## begin STORED RECORDS
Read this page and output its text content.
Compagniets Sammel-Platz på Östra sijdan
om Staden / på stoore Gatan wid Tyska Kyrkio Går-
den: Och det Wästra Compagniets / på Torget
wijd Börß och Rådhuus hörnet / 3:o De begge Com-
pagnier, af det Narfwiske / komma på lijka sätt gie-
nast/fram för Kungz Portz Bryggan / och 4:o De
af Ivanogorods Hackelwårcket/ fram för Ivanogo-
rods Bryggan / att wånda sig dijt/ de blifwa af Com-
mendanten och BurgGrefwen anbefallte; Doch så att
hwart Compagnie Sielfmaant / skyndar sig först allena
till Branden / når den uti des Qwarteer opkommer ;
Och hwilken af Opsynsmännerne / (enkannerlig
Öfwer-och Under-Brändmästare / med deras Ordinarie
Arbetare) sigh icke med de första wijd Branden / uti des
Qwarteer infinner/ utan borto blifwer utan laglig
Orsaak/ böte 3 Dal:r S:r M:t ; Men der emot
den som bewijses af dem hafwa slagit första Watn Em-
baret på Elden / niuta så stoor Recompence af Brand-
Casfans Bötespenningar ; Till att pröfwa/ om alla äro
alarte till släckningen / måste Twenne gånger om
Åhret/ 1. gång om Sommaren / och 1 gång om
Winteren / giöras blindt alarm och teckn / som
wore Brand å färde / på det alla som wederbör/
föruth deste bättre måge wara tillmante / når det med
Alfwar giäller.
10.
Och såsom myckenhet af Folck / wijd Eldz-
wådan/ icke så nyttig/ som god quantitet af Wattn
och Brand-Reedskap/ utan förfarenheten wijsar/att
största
## end STORED RECORDS
◆ TO BE DONE: Write every record out again, unaltered.

◆ SOLUTION BELOW:
Read this page and output its text content.
Compagniets Sammel-Platz på Östra sijdan
om Staden / på stoore Gatan wid Tyska Kyrkio Går-
den: Och det Wästra Compagniets / på Torget
wijd Börß och Rådhuus hörnet / 3:o De begge Com-
pagnier, af det Narfwiske / komma på lijka sätt gie-
nast/fram för Kungz Portz Bryggan / och 4:o De
af Ivanogorods Hackelwårcket/ fram för Ivanogo-
rods Bryggan / att wånda sig dijt/ de blifwa af Com-
mendanten och BurgGrefwen anbefallte; Doch så att
hwart Compagnie Sielfmaant / skyndar sig först allena
till Branden / når den uti des Qwarteer opkommer ;
Och hwilken af Opsynsmännerne / (enkannerlig
Öfwer-och Under-Brändmästare / med deras Ordinarie
Arbetare) sigh icke med de första wijd Branden / uti des
Qwarteer infinner/ utan borto blifwer utan laglig
Orsaak/ böte 3 Dal:r S:r M:t ; Men der emot
den som bewijses af dem hafwa slagit första Watn Em-
baret på Elden / niuta så stoor Recompence af Brand-
Casfans Bötespenningar ; Till att pröfwa/ om alla äro
alarte till släckningen / måste Twenne gånger om
Åhret/ 1. gång om Sommaren / och 1 gång om
Winteren / giöras blindt alarm och teckn / som
wore Brand å färde / på det alla som wederbör/
föruth deste bättre måge wara tillmante / når det med
Alfwar giäller.
10.
Och såsom myckenhet af Folck / wijd Eldz-
wådan/ icke så nyttig/ som god quantitet af Wattn
och Brand-Reedskap/ utan förfarenheten wijsar/att
största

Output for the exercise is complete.